[start of Article]
At time $t=3\text{,}$ the height of the drone is $h(3)=0$ and the velocity is $v(3)=0\text{.}$ This means that the downward velocity of the drone has slowed to 0 m per s upon impact. Dudley landed the drone safely, apparently!
The total displacement $\Delta h$ is given as

\begin{equation*} h(3)-h(0)=0-0=0\text{.} \end{equation*}

To compute the total distance traveled, we must separate the interval $[0,3]$ into the separate intervals where the drone ascends and descends. The basic principle here is that if movement is always in the same direction (up or down in our case) over a certain time interval, then displacement is equal to distance traveled.

Over the time interval $[0,1]$ the drone ascends from a height $h(0)=0$ meters to a height of $h(1)=4$ meters. Since the drone is always moving the same direction here, the total distance traveled over this time interval is $4$ meters.

Over the time interval $[1,3]$ the drone descends from a height of $h(1)=4$ meters, to a height of $h(0)=0$ meters. Again, since the drone is always moving in the same direction, the distance traveled over this time interval is 4 meters.

We conclude that in sum the drone has traveled a distance of $8=4+4$ meters.
[end of Article]
[start of Given information]
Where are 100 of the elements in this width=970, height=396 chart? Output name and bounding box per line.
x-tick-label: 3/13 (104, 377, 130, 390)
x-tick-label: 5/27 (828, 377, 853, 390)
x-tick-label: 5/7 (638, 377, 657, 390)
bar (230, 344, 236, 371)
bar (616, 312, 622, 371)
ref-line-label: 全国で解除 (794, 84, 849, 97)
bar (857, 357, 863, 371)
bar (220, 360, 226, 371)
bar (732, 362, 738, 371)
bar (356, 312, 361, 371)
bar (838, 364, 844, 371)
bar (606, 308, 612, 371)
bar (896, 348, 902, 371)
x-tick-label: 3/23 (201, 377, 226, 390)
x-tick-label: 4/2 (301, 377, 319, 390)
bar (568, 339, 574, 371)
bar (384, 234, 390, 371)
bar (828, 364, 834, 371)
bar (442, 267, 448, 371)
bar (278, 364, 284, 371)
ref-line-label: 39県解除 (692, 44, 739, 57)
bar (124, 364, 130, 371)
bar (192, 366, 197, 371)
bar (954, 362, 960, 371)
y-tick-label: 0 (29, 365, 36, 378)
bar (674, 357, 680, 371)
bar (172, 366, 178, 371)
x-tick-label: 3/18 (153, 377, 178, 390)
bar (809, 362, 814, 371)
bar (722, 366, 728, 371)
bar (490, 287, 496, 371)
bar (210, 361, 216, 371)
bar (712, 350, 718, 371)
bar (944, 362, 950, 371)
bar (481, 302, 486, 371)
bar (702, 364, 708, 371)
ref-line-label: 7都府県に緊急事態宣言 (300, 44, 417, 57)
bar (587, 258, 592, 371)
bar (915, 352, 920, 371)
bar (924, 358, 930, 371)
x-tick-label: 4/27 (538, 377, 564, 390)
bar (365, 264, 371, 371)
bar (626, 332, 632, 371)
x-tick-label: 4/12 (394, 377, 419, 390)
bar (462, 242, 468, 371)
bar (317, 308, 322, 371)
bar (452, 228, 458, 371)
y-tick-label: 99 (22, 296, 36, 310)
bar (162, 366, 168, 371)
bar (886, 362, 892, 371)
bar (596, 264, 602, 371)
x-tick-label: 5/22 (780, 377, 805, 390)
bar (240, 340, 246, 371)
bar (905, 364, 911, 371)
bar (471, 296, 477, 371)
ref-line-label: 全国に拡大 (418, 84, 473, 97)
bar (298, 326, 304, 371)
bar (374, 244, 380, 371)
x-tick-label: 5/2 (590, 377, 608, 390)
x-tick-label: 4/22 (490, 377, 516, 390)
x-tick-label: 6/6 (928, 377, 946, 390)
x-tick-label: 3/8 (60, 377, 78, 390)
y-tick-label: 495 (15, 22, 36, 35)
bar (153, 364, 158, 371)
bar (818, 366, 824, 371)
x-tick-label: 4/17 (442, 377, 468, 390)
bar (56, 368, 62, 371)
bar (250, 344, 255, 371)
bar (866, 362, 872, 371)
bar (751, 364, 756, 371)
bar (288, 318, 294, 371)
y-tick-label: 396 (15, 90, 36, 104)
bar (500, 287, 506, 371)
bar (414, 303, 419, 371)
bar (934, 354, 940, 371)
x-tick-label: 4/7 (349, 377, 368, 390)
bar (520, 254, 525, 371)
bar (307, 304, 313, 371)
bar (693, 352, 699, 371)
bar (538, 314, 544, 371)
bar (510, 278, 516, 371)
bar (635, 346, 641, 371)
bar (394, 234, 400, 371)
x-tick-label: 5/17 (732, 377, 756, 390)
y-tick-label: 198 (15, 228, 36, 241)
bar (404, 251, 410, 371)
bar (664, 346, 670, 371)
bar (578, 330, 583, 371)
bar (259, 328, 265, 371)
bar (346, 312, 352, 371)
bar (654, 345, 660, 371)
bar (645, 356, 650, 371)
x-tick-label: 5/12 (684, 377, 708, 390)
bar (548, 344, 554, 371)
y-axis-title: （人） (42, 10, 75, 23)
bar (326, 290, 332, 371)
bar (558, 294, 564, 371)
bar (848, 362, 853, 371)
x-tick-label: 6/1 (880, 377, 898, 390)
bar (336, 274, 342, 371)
[end of Given information]
> Brief
Output the passage of the drone text that starts with the words containing "To compute the" and ends with "of $8=4+4$ meters.", copied word for word.

> Answer for the task
To compute the total distance traveled, we must separate the interval $[0,3]$ into the separate intervals where the drone ascends and descends. The basic principle here is that if movement is always in the same direction (up or down in our case) over a certain time interval, then displacement is equal to distance traveled.

Over the time interval $[0,1]$ the drone ascends from a height $h(0)=0$ meters to a height of $h(1)=4$ meters. Since the drone is always moving the same direction here, the total distance traveled over this time interval is $4$ meters.

Over the time interval $[1,3]$ the drone descends from a height of $h(1)=4$ meters, to a height of $h(0)=0$ meters. Again, since the drone is always moving in the same direction, the distance traveled over this time interval is 4 meters.

We conclude that in sum the drone has traveled a distance of $8=4+4$ meters.